### OBJECTIVE:
Copy each line below in which the string "működő" occurs.

(Records from a data source)
□ □ □

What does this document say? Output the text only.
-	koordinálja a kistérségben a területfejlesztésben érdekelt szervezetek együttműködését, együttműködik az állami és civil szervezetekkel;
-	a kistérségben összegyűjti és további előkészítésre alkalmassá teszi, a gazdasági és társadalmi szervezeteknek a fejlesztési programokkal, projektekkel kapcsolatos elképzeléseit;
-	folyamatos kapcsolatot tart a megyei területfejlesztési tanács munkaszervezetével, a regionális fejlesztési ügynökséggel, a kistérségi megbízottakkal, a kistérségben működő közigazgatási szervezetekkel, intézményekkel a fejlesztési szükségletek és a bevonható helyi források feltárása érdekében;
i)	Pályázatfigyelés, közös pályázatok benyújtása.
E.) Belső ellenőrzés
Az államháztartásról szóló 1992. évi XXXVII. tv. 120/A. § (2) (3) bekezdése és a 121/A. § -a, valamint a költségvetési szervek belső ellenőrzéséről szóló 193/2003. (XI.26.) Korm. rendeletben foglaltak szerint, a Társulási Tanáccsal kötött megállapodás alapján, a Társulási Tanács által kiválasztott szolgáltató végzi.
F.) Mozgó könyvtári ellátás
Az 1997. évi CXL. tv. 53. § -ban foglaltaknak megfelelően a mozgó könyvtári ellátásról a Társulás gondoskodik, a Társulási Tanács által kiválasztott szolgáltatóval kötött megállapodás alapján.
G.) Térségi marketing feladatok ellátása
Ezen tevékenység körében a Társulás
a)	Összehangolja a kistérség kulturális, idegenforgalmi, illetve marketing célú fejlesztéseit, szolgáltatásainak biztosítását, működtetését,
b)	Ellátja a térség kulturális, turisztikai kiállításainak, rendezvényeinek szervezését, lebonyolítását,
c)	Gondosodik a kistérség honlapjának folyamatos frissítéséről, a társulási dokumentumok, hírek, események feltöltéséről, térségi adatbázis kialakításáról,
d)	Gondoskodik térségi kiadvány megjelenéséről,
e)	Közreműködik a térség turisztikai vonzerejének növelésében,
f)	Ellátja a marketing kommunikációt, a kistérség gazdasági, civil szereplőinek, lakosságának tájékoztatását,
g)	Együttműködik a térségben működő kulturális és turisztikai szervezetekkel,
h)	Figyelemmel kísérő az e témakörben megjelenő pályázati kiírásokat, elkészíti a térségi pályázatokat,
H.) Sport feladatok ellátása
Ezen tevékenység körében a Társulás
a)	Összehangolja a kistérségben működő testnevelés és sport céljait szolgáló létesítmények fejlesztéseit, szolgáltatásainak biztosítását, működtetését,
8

□ □ □

### REPLY TO THE EXERCISE:
-	folyamatos kapcsolatot tart a megyei területfejlesztési tanács munkaszervezetével, a regionális fejlesztési ügynökséggel, a kistérségi megbízottakkal, a kistérségben működő közigazgatási szervezetekkel, intézményekkel a fejlesztési szükségletek és a bevonható helyi források feltárása érdekében;
g)	Együttműködik a térségben működő kulturális és turisztikai szervezetekkel,
a)	Összehangolja a kistérségben működő testnevelés és sport céljait szolgáló létesítmények fejlesztéseit, szolgáltatásainak biztosítását, működtetését,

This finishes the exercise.